(Dataset entries)

** Begin **

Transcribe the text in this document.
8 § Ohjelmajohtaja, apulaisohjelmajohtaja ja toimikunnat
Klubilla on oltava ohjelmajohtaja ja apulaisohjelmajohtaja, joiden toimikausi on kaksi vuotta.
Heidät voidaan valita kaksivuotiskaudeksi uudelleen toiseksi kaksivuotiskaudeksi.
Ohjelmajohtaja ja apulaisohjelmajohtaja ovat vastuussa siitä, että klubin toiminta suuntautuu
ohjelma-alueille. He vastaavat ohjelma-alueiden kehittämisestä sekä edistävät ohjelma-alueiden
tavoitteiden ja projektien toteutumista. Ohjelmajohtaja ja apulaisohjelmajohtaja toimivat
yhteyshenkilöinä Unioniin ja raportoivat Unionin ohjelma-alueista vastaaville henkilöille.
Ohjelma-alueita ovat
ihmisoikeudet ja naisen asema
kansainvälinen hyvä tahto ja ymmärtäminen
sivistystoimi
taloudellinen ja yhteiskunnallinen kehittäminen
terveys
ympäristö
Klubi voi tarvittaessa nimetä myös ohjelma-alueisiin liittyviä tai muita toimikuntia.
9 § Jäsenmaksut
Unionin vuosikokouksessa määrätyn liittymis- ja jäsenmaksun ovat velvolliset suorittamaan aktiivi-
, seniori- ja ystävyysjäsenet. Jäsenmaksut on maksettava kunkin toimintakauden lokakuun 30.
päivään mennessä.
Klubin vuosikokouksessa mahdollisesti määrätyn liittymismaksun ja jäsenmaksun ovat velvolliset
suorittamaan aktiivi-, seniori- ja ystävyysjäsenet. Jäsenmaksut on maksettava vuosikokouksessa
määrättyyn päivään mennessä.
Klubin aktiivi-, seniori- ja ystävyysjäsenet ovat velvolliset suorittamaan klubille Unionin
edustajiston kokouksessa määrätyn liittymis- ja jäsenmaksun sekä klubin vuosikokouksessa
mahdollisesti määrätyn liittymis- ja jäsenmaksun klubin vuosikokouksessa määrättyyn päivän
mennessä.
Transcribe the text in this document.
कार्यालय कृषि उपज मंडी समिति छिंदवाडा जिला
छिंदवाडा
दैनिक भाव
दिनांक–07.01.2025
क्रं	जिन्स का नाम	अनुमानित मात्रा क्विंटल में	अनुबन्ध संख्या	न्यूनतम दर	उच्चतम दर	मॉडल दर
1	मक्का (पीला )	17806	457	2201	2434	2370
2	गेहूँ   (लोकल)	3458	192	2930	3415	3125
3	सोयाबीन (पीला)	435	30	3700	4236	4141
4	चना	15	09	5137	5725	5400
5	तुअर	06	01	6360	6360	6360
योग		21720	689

** End **

__Exercise task__
Copy out the material word for word and line for line.

__Completed exercise__
Transcribe the text in this document.
8 § Ohjelmajohtaja, apulaisohjelmajohtaja ja toimikunnat
Klubilla on oltava ohjelmajohtaja ja apulaisohjelmajohtaja, joiden toimikausi on kaksi vuotta.
Heidät voidaan valita kaksivuotiskaudeksi uudelleen toiseksi kaksivuotiskaudeksi.
Ohjelmajohtaja ja apulaisohjelmajohtaja ovat vastuussa siitä, että klubin toiminta suuntautuu
ohjelma-alueille. He vastaavat ohjelma-alueiden kehittämisestä sekä edistävät ohjelma-alueiden
tavoitteiden ja projektien toteutumista. Ohjelmajohtaja ja apulaisohjelmajohtaja toimivat
yhteyshenkilöinä Unioniin ja raportoivat Unionin ohjelma-alueista vastaaville henkilöille.
Ohjelma-alueita ovat
ihmisoikeudet ja naisen asema
kansainvälinen hyvä tahto ja ymmärtäminen
sivistystoimi
taloudellinen ja yhteiskunnallinen kehittäminen
terveys
ympäristö
Klubi voi tarvittaessa nimetä myös ohjelma-alueisiin liittyviä tai muita toimikuntia.
9 § Jäsenmaksut
Unionin vuosikokouksessa määrätyn liittymis- ja jäsenmaksun ovat velvolliset suorittamaan aktiivi-
, seniori- ja ystävyysjäsenet. Jäsenmaksut on maksettava kunkin toimintakauden lokakuun 30.
päivään mennessä.
Klubin vuosikokouksessa mahdollisesti määrätyn liittymismaksun ja jäsenmaksun ovat velvolliset
suorittamaan aktiivi-, seniori- ja ystävyysjäsenet. Jäsenmaksut on maksettava vuosikokouksessa
määrättyyn päivään mennessä.
Klubin aktiivi-, seniori- ja ystävyysjäsenet ovat velvolliset suorittamaan klubille Unionin
edustajiston kokouksessa määrätyn liittymis- ja jäsenmaksun sekä klubin vuosikokouksessa
mahdollisesti määrätyn liittymis- ja jäsenmaksun klubin vuosikokouksessa määrättyyn päivän
mennessä.
Transcribe the text in this document.
कार्यालय कृषि उपज मंडी समिति छिंदवाडा जिला
छिंदवाडा
दैनिक भाव
दिनांक–07.01.2025
क्रं	जिन्स का नाम	अनुमानित मात्रा क्विंटल में	अनुबन्ध संख्या	न्यूनतम दर	उच्चतम दर	मॉडल दर
1	मक्का (पीला )	17806	457	2201	2434	2370
2	गेहूँ   (लोकल)	3458	192	2930	3415	3125
3	सोयाबीन (पीला)	435	30	3700	4236	4141
4	चना	15	09	5137	5725	5400
5	तुअर	06	01	6360	6360	6360
योग		21720	689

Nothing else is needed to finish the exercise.